DATA FOR THE TASK ::
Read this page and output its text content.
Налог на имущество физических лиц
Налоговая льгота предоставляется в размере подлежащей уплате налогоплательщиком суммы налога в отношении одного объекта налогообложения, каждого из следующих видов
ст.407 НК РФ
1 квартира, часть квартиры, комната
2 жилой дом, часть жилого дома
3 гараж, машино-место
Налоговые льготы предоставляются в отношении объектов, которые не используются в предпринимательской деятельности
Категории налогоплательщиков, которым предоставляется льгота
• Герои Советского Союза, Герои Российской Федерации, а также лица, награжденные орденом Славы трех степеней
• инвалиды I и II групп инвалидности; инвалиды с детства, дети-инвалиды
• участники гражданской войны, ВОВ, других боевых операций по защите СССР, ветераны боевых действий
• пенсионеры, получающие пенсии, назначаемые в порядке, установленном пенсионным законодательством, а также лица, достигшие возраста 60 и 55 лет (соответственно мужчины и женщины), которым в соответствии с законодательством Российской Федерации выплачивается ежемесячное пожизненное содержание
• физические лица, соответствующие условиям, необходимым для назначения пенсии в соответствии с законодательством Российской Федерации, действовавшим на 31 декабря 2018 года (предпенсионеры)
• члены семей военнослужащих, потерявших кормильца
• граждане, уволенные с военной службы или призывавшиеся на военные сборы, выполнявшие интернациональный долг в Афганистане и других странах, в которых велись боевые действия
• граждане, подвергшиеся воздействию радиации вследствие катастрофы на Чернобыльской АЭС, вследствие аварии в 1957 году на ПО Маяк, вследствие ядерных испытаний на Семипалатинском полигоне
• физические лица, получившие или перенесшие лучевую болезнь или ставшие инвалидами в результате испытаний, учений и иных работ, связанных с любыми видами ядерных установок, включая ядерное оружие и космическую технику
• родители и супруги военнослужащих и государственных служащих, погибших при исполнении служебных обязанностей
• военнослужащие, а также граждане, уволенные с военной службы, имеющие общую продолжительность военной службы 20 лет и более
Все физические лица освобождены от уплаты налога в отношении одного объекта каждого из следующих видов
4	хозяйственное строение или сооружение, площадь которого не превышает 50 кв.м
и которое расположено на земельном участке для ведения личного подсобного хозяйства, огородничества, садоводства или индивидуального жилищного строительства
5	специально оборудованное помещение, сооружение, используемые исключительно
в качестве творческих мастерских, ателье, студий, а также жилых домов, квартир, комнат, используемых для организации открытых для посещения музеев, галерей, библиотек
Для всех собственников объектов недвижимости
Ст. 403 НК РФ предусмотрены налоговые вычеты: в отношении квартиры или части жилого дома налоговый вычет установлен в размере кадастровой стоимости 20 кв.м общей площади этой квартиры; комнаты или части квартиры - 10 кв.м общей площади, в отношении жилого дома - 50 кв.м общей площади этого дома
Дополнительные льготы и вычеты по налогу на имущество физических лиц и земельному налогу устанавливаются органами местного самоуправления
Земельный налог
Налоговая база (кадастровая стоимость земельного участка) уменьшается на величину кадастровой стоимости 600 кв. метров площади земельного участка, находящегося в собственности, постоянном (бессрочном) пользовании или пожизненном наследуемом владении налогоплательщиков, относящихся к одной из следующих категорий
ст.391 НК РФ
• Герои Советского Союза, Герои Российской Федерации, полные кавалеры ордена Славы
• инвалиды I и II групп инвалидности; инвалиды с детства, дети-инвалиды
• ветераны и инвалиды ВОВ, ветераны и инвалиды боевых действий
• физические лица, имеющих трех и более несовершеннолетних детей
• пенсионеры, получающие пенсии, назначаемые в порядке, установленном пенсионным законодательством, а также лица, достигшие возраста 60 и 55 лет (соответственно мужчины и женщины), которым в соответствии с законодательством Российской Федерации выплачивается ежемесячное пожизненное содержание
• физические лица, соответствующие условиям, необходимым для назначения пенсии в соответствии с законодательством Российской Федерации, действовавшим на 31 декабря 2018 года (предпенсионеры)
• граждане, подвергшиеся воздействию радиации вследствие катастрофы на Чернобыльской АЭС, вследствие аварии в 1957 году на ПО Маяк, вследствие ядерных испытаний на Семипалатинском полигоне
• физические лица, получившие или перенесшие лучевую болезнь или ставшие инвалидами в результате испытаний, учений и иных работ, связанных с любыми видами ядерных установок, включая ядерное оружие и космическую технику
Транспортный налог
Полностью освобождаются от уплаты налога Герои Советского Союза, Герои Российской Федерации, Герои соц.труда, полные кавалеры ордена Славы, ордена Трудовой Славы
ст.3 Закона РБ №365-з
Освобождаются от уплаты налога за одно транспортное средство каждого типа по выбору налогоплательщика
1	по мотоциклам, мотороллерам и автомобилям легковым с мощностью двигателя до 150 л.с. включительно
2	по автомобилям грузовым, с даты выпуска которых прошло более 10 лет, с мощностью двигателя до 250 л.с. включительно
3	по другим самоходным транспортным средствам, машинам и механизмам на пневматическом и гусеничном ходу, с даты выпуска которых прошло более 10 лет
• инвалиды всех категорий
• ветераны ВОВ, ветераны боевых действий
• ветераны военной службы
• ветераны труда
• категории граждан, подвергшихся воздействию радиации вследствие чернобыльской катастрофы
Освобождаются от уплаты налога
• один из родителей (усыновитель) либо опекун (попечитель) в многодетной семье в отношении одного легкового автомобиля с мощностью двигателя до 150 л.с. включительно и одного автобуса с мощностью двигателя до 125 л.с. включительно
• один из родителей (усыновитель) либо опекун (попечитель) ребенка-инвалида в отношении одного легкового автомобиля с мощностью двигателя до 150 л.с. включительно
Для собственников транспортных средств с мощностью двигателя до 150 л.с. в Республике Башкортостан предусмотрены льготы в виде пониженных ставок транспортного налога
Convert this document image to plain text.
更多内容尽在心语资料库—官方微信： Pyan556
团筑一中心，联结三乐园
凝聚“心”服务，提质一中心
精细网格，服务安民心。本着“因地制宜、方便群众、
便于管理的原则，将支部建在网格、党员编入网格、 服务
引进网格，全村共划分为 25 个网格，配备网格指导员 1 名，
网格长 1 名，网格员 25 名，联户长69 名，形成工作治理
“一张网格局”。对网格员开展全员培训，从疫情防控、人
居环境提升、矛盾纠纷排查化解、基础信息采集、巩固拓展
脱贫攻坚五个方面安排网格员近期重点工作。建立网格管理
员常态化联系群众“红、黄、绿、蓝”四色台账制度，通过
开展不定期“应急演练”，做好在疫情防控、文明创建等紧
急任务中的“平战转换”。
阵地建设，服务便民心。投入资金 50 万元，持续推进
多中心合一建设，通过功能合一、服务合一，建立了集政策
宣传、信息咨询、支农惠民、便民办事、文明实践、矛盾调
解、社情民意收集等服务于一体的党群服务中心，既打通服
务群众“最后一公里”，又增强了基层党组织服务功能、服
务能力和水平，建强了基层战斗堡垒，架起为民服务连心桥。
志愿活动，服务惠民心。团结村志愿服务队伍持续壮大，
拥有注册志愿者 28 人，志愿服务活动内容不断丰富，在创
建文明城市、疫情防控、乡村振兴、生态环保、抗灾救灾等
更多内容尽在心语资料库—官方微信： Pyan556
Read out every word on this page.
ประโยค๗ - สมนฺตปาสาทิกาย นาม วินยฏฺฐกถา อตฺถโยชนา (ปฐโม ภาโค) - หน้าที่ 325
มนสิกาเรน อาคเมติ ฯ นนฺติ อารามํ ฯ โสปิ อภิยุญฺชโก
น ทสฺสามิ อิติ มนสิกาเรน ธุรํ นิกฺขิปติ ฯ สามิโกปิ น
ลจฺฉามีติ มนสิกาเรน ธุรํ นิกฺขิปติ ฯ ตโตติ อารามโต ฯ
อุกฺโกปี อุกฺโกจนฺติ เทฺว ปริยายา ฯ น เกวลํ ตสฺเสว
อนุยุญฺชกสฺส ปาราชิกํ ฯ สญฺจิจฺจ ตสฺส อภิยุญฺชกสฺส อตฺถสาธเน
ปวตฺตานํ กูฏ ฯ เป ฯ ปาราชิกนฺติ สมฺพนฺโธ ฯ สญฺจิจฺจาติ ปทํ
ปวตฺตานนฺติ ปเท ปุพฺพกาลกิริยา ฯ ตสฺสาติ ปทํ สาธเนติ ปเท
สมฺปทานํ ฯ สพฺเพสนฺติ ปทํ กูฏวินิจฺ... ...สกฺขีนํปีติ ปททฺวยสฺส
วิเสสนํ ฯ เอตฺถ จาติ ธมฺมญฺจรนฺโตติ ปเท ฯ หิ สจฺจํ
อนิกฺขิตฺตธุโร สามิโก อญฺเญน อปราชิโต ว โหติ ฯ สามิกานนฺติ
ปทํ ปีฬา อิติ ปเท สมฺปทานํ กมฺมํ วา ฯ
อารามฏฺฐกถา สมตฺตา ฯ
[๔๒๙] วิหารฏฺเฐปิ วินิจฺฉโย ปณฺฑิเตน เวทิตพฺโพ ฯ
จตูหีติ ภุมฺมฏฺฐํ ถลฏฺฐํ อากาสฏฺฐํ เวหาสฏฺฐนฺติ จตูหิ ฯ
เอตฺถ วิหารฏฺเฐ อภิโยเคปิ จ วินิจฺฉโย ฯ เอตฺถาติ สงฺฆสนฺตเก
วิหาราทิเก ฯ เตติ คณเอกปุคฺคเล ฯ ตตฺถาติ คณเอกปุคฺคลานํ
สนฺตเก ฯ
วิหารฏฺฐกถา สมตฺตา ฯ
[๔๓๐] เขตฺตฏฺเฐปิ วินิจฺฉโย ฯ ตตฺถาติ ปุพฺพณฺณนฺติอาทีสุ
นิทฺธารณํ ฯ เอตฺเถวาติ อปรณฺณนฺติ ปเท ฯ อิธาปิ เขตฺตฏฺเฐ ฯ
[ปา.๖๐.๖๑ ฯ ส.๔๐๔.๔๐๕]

INSTRUCTIONS TO FOLLOW ::
Count the lines above that contain the word "других". Give only the number.

RESPONSE TO THE TASK ::
2